Stored entries:
--- begin ---
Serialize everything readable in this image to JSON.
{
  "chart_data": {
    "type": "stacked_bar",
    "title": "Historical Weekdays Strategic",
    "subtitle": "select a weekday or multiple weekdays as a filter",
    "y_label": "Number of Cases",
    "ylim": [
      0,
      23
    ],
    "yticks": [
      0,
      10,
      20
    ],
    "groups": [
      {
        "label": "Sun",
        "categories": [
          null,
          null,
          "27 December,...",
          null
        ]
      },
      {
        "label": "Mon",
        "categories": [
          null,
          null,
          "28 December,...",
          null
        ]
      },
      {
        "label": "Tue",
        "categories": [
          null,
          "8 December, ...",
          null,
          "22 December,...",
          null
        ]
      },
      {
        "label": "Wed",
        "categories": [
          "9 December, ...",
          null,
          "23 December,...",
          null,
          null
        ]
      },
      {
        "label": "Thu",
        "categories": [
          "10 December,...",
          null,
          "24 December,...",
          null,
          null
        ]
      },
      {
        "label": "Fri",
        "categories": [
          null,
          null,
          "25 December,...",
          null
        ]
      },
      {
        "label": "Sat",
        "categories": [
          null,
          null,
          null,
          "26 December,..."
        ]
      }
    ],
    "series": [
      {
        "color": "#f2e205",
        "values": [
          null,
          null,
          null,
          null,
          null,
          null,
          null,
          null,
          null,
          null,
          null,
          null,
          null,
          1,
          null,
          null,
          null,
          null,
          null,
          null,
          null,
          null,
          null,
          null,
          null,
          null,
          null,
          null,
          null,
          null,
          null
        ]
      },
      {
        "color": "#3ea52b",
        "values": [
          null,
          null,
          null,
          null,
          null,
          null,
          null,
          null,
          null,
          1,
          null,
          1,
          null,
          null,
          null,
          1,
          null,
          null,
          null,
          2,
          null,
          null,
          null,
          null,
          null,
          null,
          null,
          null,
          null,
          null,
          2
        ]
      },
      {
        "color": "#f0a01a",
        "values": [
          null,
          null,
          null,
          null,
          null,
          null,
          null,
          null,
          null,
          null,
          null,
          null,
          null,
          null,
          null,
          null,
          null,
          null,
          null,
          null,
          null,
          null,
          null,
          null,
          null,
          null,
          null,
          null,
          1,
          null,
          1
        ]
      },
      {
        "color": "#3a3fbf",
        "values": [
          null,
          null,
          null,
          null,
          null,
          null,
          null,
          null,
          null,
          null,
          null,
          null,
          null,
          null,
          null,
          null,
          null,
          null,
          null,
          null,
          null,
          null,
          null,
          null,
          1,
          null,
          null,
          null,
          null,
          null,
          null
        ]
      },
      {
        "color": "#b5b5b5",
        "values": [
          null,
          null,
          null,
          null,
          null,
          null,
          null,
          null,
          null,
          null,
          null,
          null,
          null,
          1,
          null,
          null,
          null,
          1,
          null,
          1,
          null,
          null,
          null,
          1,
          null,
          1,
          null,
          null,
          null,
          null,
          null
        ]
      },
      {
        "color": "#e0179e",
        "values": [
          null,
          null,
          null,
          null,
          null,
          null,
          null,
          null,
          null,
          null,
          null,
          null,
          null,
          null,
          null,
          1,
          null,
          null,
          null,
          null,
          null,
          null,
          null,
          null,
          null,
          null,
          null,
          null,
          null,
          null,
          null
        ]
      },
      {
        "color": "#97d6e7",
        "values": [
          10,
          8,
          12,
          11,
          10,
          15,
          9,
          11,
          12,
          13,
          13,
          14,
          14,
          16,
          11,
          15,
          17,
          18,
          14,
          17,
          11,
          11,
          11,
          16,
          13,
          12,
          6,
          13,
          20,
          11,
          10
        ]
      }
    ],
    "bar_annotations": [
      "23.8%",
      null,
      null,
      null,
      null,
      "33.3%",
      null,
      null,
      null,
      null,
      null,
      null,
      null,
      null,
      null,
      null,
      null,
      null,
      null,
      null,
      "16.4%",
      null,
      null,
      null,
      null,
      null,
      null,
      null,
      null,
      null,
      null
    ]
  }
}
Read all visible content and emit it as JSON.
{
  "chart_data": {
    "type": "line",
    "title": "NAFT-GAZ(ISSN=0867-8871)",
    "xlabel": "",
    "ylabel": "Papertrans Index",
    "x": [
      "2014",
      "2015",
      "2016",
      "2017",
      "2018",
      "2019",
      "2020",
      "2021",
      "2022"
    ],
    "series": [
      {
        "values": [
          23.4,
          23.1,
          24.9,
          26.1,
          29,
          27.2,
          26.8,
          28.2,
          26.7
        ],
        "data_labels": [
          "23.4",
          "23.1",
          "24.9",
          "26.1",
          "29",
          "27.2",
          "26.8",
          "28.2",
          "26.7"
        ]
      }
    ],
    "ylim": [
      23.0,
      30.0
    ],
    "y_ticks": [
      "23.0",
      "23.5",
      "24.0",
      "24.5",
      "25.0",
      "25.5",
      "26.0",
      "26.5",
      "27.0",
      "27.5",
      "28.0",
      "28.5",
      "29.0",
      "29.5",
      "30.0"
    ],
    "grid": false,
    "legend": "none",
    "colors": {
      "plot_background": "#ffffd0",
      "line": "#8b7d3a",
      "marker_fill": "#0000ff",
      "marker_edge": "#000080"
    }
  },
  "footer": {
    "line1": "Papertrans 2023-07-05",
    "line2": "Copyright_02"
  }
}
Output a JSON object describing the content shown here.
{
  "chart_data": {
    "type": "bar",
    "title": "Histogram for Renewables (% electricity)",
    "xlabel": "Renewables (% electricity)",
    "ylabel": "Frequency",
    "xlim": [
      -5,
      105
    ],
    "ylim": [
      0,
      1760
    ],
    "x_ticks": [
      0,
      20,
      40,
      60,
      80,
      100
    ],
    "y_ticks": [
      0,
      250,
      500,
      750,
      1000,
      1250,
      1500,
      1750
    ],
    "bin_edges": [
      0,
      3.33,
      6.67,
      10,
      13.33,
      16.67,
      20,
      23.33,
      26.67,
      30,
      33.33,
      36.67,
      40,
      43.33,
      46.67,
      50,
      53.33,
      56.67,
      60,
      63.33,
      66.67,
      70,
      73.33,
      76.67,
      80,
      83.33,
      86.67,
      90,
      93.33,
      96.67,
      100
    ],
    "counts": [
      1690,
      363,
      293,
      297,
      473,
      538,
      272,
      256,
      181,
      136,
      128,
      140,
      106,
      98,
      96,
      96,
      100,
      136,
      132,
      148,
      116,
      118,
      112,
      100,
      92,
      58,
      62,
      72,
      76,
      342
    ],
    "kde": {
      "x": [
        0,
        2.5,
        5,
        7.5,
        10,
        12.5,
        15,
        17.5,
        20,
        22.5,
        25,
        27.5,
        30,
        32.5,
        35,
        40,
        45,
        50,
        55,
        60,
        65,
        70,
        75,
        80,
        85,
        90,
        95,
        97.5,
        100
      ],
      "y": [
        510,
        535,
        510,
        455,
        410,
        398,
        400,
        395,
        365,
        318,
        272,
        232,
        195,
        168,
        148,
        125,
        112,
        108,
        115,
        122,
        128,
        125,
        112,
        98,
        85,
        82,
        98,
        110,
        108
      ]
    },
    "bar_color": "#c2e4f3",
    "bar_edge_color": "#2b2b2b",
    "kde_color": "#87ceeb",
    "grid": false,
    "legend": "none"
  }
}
--- end ---
— PROBLEM TO WORK ON —
Please reproduce the entire listing, exactly as shown.

— ANSWER TO THIS PROBLEM —
Serialize everything readable in this image to JSON.
{
  "chart_data": {
    "type": "stacked_bar",
    "title": "Historical Weekdays Strategic",
    "subtitle": "select a weekday or multiple weekdays as a filter",
    "y_label": "Number of Cases",
    "ylim": [
      0,
      23
    ],
    "yticks": [
      0,
      10,
      20
    ],
    "groups": [
      {
        "label": "Sun",
        "categories": [
          null,
          null,
          "27 December,...",
          null
        ]
      },
      {
        "label": "Mon",
        "categories": [
          null,
          null,
          "28 December,...",
          null
        ]
      },
      {
        "label": "Tue",
        "categories": [
          null,
          "8 December, ...",
          null,
          "22 December,...",
          null
        ]
      },
      {
        "label": "Wed",
        "categories": [
          "9 December, ...",
          null,
          "23 December,...",
          null,
          null
        ]
      },
      {
        "label": "Thu",
        "categories": [
          "10 December,...",
          null,
          "24 December,...",
          null,
          null
        ]
      },
      {
        "label": "Fri",
        "categories": [
          null,
          null,
          "25 December,...",
          null
        ]
      },
      {
        "label": "Sat",
        "categories": [
          null,
          null,
          null,
          "26 December,..."
        ]
      }
    ],
    "series": [
      {
        "color": "#f2e205",
        "values": [
          null,
          null,
          null,
          null,
          null,
          null,
          null,
          null,
          null,
          null,
          null,
          null,
          null,
          1,
          null,
          null,
          null,
          null,
          null,
          null,
          null,
          null,
          null,
          null,
          null,
          null,
          null,
          null,
          null,
          null,
          null
        ]
      },
      {
        "color": "#3ea52b",
        "values": [
          null,
          null,
          null,
          null,
          null,
          null,
          null,
          null,
          null,
          1,
          null,
          1,
          null,
          null,
          null,
          1,
          null,
          null,
          null,
          2,
          null,
          null,
          null,
          null,
          null,
          null,
          null,
          null,
          null,
          null,
          2
        ]
      },
      {
        "color": "#f0a01a",
        "values": [
          null,
          null,
          null,
          null,
          null,
          null,
          null,
          null,
          null,
          null,
          null,
          null,
          null,
          null,
          null,
          null,
          null,
          null,
          null,
          null,
          null,
          null,
          null,
          null,
          null,
          null,
          null,
          null,
          1,
          null,
          1
        ]
      },
      {
        "color": "#3a3fbf",
        "values": [
          null,
          null,
          null,
          null,
          null,
          null,
          null,
          null,
          null,
          null,
          null,
          null,
          null,
          null,
          null,
          null,
          null,
          null,
          null,
          null,
          null,
          null,
          null,
          null,
          1,
          null,
          null,
          null,
          null,
          null,
          null
        ]
      },
      {
        "color": "#b5b5b5",
        "values": [
          null,
          null,
          null,
          null,
          null,
          null,
          null,
          null,
          null,
          null,
          null,
          null,
          null,
          1,
          null,
          null,
          null,
          1,
          null,
          1,
          null,
          null,
          null,
          1,
          null,
          1,
          null,
          null,
          null,
          null,
          null
        ]
      },
      {
        "color": "#e0179e",
        "values": [
          null,
          null,
          null,
          null,
          null,
          null,
          null,
          null,
          null,
          null,
          null,
          null,
          null,
          null,
          null,
          1,
          null,
          null,
          null,
          null,
          null,
          null,
          null,
          null,
          null,
          null,
          null,
          null,
          null,
          null,
          null
        ]
      },
      {
        "color": "#97d6e7",
        "values": [
          10,
          8,
          12,
          11,
          10,
          15,
          9,
          11,
          12,
          13,
          13,
          14,
          14,
          16,
          11,
          15,
          17,
          18,
          14,
          17,
          11,
          11,
          11,
          16,
          13,
          12,
          6,
          13,
          20,
          11,
          10
        ]
      }
    ],
    "bar_annotations": [
      "23.8%",
      null,
      null,
      null,
      null,
      "33.3%",
      null,
      null,
      null,
      null,
      null,
      null,
      null,
      null,
      null,
      null,
      null,
      null,
      null,
      null,
      "16.4%",
      null,
      null,
      null,
      null,
      null,
      null,
      null,
      null,
      null,
      null
    ]
  }
}
Read all visible content and emit it as JSON.
{
  "chart_data": {
    "type": "line",
    "title": "NAFT-GAZ(ISSN=0867-8871)",
    "xlabel": "",
    "ylabel": "Papertrans Index",
    "x": [
      "2014",
      "2015",
      "2016",
      "2017",
      "2018",
      "2019",
      "2020",
      "2021",
      "2022"
    ],
    "series": [
      {
        "values": [
          23.4,
          23.1,
          24.9,
          26.1,
          29,
          27.2,
          26.8,
          28.2,
          26.7
        ],
        "data_labels": [
          "23.4",
          "23.1",
          "24.9",
          "26.1",
          "29",
          "27.2",
          "26.8",
          "28.2",
          "26.7"
        ]
      }
    ],
    "ylim": [
      23.0,
      30.0
    ],
    "y_ticks": [
      "23.0",
      "23.5",
      "24.0",
      "24.5",
      "25.0",
      "25.5",
      "26.0",
      "26.5",
      "27.0",
      "27.5",
      "28.0",
      "28.5",
      "29.0",
      "29.5",
      "30.0"
    ],
    "grid": false,
    "legend": "none",
    "colors": {
      "plot_background": "#ffffd0",
      "line": "#8b7d3a",
      "marker_fill": "#0000ff",
      "marker_edge": "#000080"
    }
  },
  "footer": {
    "line1": "Papertrans 2023-07-05",
    "line2": "Copyright_02"
  }
}
Output a JSON object describing the content shown here.
{
  "chart_data": {
    "type": "bar",
    "title": "Histogram for Renewables (% electricity)",
    "xlabel": "Renewables (% electricity)",
    "ylabel": "Frequency",
    "xlim": [
      -5,
      105
    ],
    "ylim": [
      0,
      1760
    ],
    "x_ticks": [
      0,
      20,
      40,
      60,
      80,
      100
    ],
    "y_ticks": [
      0,
      250,
      500,
      750,
      1000,
      1250,
      1500,
      1750
    ],
    "bin_edges": [
      0,
      3.33,
      6.67,
      10,
      13.33,
      16.67,
      20,
      23.33,
      26.67,
      30,
      33.33,
      36.67,
      40,
      43.33,
      46.67,
      50,
      53.33,
      56.67,
      60,
      63.33,
      66.67,
      70,
      73.33,
      76.67,
      80,
      83.33,
      86.67,
      90,
      93.33,
      96.67,
      100
    ],
    "counts": [
      1690,
      363,
      293,
      297,
      473,
      538,
      272,
      256,
      181,
      136,
      128,
      140,
      106,
      98,
      96,
      96,
      100,
      136,
      132,
      148,
      116,
      118,
      112,
      100,
      92,
      58,
      62,
      72,
      76,
      342
    ],
    "kde": {
      "x": [
        0,
        2.5,
        5,
        7.5,
        10,
        12.5,
        15,
        17.5,
        20,
        22.5,
        25,
        27.5,
        30,
        32.5,
        35,
        40,
        45,
        50,
        55,
        60,
        65,
        70,
        75,
        80,
        85,
        90,
        95,
        97.5,
        100
      ],
      "y": [
        510,
        535,
        510,
        455,
        410,
        398,
        400,
        395,
        365,
        318,
        272,
        232,
        195,
        168,
        148,
        125,
        112,
        108,
        115,
        122,
        128,
        125,
        112,
        98,
        85,
        82,
        98,
        110,
        108
      ]
    },
    "bar_color": "#c2e4f3",
    "bar_edge_color": "#2b2b2b",
    "kde_color": "#87ceeb",
    "grid": false,
    "legend": "none"
  }
}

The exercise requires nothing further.